▸ The exercise:
Retype all of the listing exactly, passing over any picture you find.

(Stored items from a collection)
** begin **
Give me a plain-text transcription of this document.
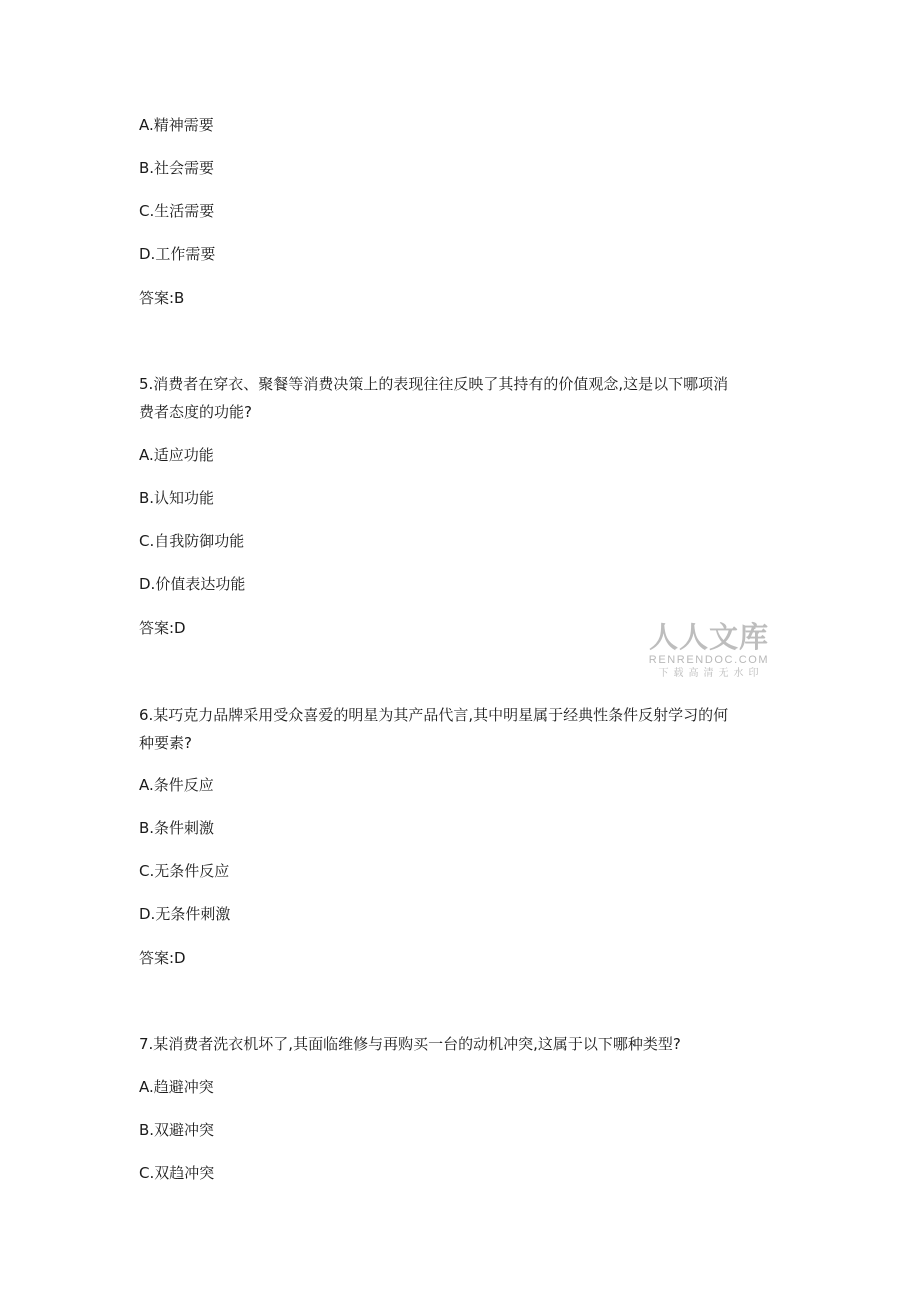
A.精神需要
B.社会需要
C.生活需要
D.工作需要
答案:B
5.消费者在穿衣、聚餐等消费决策上的表现往往反映了其持有的价值观念,这是以下哪项消
费者态度的功能?
A.适应功能
B.认知功能
C.自我防御功能
D.价值表达功能
答案:D	人人文库
RENRENDOC.COM
下载高清无水印
6.某巧克力品牌采用受众喜爱的明星为其产品代言,其中明星属于经典性条件反射学习的何
种要素?
A.条件反应
B.条件刺激
C.无条件反应
D.无条件刺激
答案:D
7.某消费者洗衣机坏了,其面临维修与再购买一台的动机冲突,这属于以下哪种类型?
A.趋避冲突
B.双避冲突
C.双趋冲突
** end **
▸ Response to this exercise:
Give me a plain-text transcription of this document.
A.精神需要
B.社会需要
C.生活需要
D.工作需要
答案:B
5.消费者在穿衣、聚餐等消费决策上的表现往往反映了其持有的价值观念,这是以下哪项消
费者态度的功能?
A.适应功能
B.认知功能
C.自我防御功能
D.价值表达功能
答案:D	人人文库
RENRENDOC.COM
下载高清无水印
6.某巧克力品牌采用受众喜爱的明星为其产品代言,其中明星属于经典性条件反射学习的何
种要素?
A.条件反应
B.条件刺激
C.无条件反应
D.无条件刺激
答案:D
7.某消费者洗衣机坏了,其面临维修与再购买一台的动机冲突,这属于以下哪种类型?
A.趋避冲突
B.双避冲突
C.双趋冲突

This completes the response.